### WRITTEN PROBLEM
Check each line of the entries below for the string "JSON"; copy every line where it appears.

### DATA SHOWN
* * *

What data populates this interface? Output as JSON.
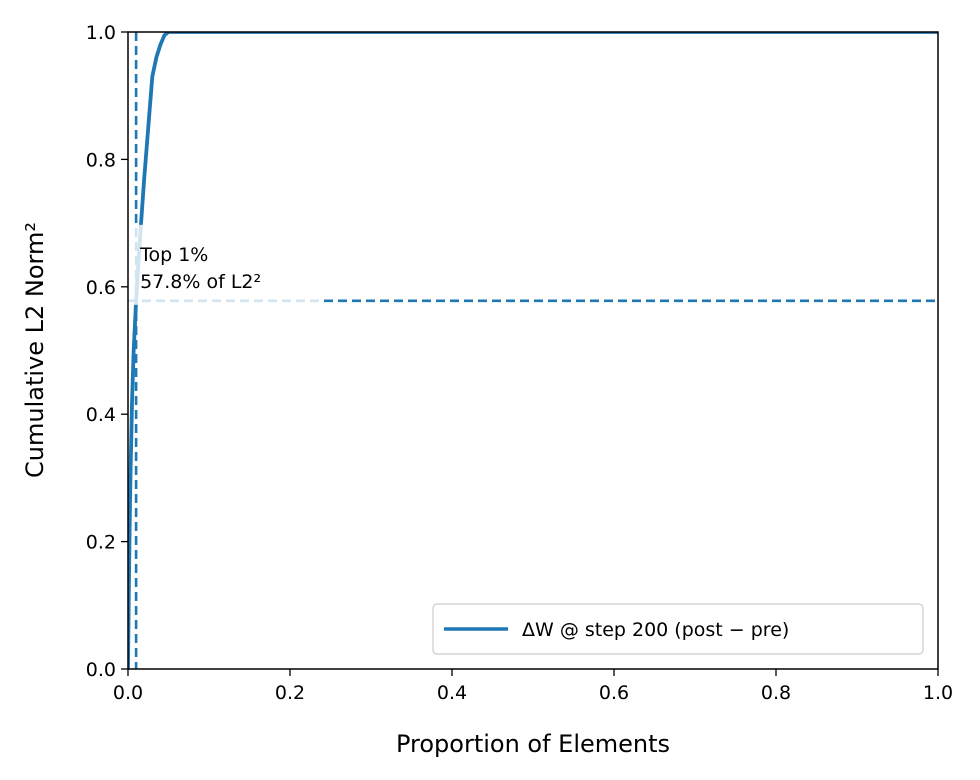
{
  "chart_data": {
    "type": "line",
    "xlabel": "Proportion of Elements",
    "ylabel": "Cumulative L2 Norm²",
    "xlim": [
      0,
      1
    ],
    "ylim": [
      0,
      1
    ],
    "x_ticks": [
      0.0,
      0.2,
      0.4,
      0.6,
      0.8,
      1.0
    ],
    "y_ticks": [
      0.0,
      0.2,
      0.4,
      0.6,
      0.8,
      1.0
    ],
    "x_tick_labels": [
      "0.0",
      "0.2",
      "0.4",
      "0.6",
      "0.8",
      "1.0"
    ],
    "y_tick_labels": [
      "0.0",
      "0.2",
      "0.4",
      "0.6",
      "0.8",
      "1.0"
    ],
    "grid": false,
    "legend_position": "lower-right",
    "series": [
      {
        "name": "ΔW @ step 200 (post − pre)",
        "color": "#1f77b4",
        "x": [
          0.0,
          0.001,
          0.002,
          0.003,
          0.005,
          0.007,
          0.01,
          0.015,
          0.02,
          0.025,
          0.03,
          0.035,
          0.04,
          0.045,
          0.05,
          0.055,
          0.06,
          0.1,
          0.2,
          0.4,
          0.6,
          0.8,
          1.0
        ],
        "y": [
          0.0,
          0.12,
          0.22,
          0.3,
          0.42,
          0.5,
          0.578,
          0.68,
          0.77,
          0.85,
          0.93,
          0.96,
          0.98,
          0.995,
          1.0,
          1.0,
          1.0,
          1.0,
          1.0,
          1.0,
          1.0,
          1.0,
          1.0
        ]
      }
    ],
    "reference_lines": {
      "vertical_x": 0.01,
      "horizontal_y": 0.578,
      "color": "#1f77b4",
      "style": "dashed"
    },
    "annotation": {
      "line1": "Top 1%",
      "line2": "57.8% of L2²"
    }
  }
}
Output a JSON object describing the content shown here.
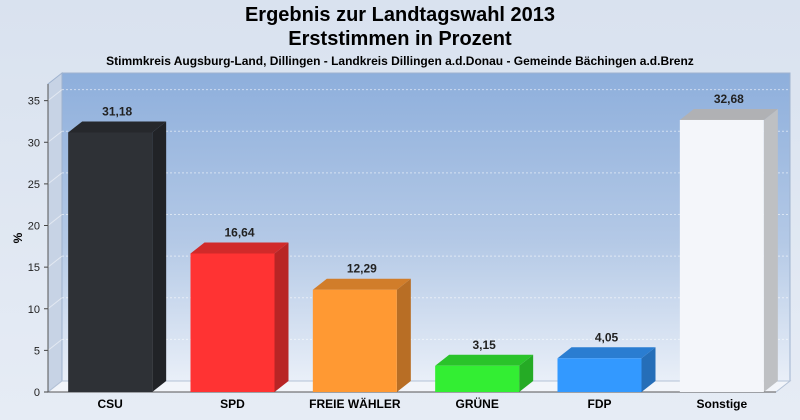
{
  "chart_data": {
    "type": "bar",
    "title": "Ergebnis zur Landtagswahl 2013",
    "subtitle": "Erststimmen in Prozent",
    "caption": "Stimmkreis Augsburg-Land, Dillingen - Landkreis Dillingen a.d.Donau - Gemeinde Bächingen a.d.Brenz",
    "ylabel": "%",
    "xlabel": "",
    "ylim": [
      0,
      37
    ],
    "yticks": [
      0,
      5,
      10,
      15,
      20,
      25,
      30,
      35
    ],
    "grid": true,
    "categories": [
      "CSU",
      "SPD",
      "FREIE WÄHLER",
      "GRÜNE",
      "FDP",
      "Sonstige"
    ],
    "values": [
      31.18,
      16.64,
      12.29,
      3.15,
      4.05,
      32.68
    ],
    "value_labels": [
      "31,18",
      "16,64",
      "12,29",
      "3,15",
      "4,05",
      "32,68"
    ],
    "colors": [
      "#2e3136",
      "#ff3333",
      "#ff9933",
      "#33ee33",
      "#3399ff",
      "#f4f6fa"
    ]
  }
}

* * *

### EXERCISE SOLUTION
What data populates this interface? Output as JSON.
Output a JSON object describing the content shown here.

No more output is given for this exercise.